WHAT THE EXERCISE ASKS — Please rewrite the items below as a numbered list, skipping blank lines, from the line with "eq2l1b: ⊗ . . . ⊗ v — [186, 361, 261, 380]" to the line with "para-8: Si osservi", both included. Cover only those lines.

-- Start of DATASET RECORDS --

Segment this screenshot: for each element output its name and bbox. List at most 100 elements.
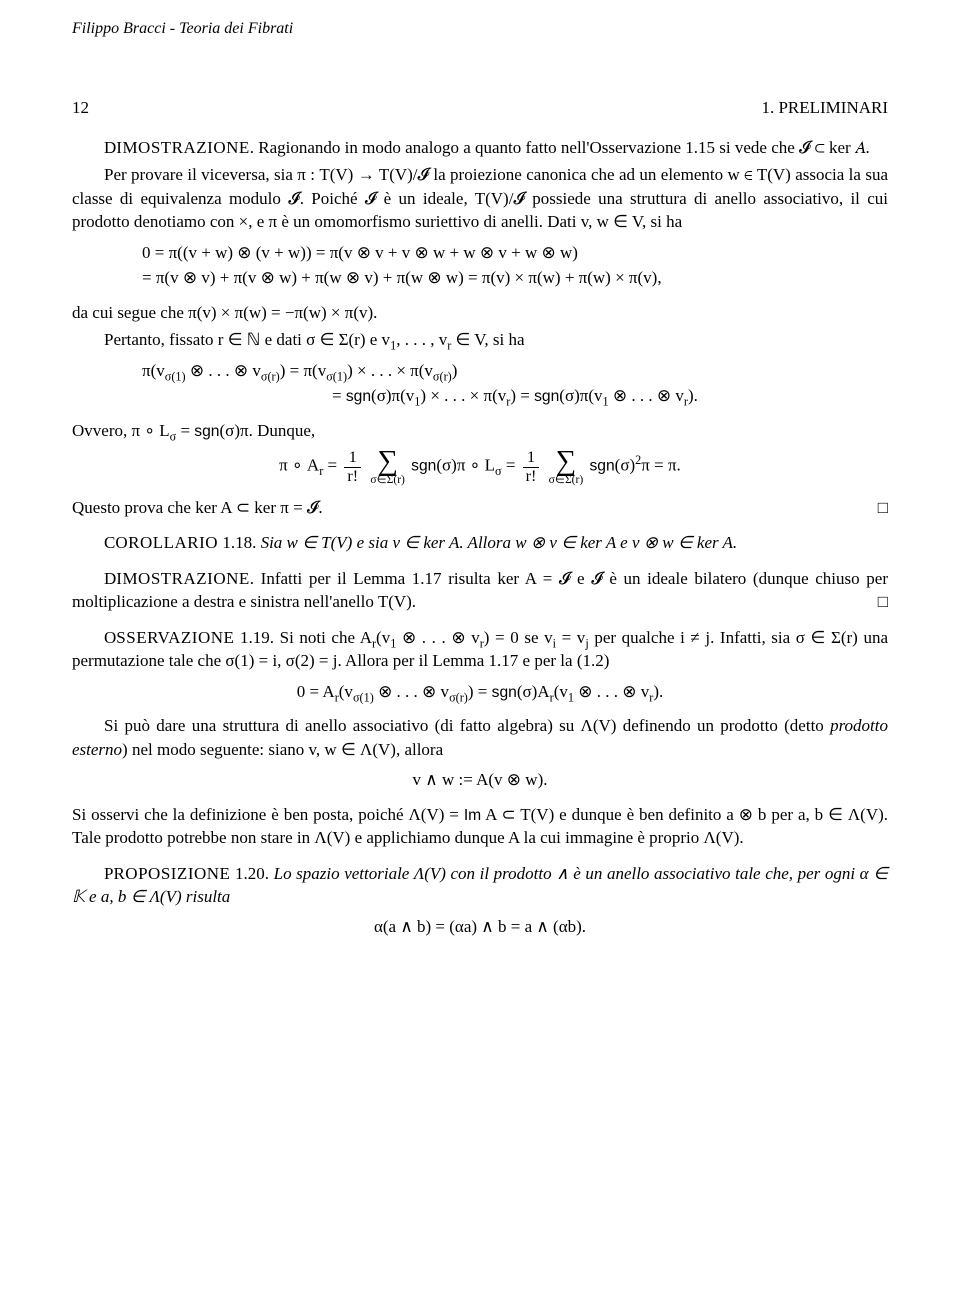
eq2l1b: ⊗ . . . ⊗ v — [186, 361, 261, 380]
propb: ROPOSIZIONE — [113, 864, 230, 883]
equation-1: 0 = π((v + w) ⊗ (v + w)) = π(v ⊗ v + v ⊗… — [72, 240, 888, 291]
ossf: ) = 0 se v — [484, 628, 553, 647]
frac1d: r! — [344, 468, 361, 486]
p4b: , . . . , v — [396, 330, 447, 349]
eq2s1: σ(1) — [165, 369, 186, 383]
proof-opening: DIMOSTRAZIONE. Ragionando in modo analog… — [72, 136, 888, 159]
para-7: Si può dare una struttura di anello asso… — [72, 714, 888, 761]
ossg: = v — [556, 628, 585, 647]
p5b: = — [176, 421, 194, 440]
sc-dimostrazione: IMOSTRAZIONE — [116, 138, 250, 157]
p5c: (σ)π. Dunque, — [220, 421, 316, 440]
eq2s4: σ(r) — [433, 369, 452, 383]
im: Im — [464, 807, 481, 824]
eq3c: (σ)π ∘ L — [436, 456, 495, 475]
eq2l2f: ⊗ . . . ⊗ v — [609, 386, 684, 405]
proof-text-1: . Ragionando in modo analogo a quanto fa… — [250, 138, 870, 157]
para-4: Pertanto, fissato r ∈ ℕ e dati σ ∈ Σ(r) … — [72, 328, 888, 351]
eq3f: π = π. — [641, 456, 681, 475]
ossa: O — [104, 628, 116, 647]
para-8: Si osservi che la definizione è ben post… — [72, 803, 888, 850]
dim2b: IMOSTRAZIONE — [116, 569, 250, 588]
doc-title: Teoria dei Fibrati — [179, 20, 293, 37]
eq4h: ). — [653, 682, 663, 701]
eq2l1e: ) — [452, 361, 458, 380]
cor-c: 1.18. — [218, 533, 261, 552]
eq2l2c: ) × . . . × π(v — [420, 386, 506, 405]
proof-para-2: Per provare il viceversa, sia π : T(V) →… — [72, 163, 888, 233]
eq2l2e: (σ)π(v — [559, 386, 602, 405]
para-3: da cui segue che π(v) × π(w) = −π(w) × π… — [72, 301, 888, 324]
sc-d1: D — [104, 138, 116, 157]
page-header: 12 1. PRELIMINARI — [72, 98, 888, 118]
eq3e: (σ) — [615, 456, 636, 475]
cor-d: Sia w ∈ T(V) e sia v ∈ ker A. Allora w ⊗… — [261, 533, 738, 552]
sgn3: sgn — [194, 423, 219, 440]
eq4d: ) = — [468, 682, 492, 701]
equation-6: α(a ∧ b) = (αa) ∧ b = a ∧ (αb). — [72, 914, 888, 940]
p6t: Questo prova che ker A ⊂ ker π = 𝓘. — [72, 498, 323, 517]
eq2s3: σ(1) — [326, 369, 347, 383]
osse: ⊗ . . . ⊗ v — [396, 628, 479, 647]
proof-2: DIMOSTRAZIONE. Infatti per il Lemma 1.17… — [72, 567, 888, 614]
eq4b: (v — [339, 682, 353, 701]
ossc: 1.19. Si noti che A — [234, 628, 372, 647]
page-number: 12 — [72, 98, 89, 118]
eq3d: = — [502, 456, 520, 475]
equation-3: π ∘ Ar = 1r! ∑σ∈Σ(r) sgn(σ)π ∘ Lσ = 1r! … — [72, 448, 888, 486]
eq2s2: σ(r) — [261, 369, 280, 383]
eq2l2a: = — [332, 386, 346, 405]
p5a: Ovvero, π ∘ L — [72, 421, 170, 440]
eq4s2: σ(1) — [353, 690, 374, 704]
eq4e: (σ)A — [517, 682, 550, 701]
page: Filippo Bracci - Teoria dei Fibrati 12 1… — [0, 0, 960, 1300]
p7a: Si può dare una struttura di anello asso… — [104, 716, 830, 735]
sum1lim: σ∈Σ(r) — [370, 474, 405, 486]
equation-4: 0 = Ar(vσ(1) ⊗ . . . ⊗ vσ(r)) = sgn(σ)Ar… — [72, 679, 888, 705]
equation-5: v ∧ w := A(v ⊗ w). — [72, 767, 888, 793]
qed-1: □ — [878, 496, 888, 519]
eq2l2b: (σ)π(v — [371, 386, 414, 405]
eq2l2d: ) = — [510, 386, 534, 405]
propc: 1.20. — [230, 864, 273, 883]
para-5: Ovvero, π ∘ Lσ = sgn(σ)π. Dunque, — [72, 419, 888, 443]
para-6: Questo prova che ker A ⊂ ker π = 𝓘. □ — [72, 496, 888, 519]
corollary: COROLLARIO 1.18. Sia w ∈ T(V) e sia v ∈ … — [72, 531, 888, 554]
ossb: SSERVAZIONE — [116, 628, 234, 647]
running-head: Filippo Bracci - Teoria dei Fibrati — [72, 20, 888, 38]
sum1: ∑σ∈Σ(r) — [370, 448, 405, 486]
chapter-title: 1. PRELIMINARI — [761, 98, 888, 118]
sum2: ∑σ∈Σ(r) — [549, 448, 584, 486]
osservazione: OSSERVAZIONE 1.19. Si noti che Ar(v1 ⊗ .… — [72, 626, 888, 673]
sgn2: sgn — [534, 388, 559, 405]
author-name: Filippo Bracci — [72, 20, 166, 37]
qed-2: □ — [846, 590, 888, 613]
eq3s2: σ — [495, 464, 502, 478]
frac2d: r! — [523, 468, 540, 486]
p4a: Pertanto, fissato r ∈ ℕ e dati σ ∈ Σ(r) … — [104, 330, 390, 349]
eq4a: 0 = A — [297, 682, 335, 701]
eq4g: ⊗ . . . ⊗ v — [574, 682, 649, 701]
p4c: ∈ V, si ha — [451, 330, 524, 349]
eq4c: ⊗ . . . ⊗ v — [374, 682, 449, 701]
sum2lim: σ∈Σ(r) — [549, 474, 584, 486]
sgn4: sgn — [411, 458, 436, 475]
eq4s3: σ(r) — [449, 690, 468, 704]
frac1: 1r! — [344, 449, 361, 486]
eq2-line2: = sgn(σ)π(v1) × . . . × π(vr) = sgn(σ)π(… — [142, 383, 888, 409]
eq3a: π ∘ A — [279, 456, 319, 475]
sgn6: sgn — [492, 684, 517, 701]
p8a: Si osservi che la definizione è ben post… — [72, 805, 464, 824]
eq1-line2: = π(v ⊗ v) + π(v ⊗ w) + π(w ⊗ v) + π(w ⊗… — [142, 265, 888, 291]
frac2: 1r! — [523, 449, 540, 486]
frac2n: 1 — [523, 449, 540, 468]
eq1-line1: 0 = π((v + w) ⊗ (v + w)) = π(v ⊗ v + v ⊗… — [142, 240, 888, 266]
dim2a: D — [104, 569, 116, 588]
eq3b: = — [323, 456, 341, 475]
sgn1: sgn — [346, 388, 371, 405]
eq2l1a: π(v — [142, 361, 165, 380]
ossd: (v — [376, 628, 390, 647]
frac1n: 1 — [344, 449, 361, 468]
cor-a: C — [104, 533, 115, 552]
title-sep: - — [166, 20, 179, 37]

-- End of DATASET RECORDS --
-- Start of DATASET RECORDS --

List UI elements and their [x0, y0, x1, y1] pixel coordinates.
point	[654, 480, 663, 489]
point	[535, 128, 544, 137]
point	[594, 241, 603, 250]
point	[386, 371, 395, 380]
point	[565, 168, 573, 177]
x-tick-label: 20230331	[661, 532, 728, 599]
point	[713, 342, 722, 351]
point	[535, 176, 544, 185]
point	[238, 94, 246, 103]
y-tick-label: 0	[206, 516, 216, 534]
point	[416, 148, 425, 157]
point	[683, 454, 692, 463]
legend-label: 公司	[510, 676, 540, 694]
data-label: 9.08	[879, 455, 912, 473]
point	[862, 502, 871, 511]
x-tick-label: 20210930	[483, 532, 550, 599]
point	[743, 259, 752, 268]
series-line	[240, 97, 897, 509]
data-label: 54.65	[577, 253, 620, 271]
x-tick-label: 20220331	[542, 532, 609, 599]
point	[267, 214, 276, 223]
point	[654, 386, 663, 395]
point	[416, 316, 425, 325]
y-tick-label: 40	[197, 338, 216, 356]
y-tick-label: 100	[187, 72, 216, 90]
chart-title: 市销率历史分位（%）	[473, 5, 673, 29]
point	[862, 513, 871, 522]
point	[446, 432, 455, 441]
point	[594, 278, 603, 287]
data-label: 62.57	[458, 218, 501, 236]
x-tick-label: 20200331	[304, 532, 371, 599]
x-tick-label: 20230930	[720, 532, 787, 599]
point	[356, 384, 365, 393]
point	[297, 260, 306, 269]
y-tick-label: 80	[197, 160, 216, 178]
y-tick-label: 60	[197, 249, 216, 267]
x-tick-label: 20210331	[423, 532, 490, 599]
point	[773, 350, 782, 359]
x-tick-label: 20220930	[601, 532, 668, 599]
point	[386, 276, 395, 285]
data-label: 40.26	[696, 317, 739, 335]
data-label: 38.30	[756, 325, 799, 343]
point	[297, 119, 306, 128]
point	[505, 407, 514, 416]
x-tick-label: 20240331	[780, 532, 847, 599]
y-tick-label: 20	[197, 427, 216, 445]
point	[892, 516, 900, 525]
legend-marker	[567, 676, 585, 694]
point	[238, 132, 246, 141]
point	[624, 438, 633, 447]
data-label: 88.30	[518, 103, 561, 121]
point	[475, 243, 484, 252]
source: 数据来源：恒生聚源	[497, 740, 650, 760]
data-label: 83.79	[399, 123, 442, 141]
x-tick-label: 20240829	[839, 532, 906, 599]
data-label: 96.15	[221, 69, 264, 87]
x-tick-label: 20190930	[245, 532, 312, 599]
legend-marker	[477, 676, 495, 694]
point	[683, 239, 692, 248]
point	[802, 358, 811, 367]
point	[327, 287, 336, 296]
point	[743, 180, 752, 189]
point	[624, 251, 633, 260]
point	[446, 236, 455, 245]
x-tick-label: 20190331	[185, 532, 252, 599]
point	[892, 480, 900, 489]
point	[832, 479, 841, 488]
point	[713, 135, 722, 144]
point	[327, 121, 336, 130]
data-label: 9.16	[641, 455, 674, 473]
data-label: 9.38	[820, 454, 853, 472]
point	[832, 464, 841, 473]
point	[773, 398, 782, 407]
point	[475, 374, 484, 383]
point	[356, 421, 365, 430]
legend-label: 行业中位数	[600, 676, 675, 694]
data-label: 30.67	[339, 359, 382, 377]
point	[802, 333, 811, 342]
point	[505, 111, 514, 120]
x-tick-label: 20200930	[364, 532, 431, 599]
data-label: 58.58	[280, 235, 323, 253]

-- End of DATASET RECORDS --

EXERCISE OUTPUT —
1. eq2l1b: ⊗ . . . ⊗ v — [186, 361, 261, 380]
2. propb: ROPOSIZIONE — [113, 864, 230, 883]
3. equation-1: 0 = π((v + w) ⊗ (v + w)) = π(v ⊗ v + v ⊗… — [72, 240, 888, 291]
4. ossf: ) = 0 se v — [484, 628, 553, 647]
5. frac1d: r! — [344, 468, 361, 486]
6. p4b: , . . . , v — [396, 330, 447, 349]
7. eq2s1: σ(1) — [165, 369, 186, 383]
8. proof-opening: DIMOSTRAZIONE. Ragionando in modo analog… — [72, 136, 888, 159]
9. para-7: Si può dare una struttura di anello asso… — [72, 714, 888, 761]
10. ossg: = v — [556, 628, 585, 647]
11. p5b: = — [176, 421, 194, 440]
12. sc-dimostrazione: IMOSTRAZIONE — [116, 138, 250, 157]
13. p5c: (σ)π. Dunque, — [220, 421, 316, 440]
14. eq2s4: σ(r) — [433, 369, 452, 383]
15. im: Im — [464, 807, 481, 824]
16. eq3c: (σ)π ∘ L — [436, 456, 495, 475]
17. eq2l2f: ⊗ . . . ⊗ v — [609, 386, 684, 405]
18. proof-text-1: . Ragionando in modo analogo a quanto fa… — [250, 138, 870, 157]
19. para-4: Pertanto, fissato r ∈ ℕ e dati σ ∈ Σ(r) … — [72, 328, 888, 351]
20. eq3f: π = π. — [641, 456, 681, 475]
21. ossa: O — [104, 628, 116, 647]
22. para-8: Si osservi che la definizione è ben post… — [72, 803, 888, 850]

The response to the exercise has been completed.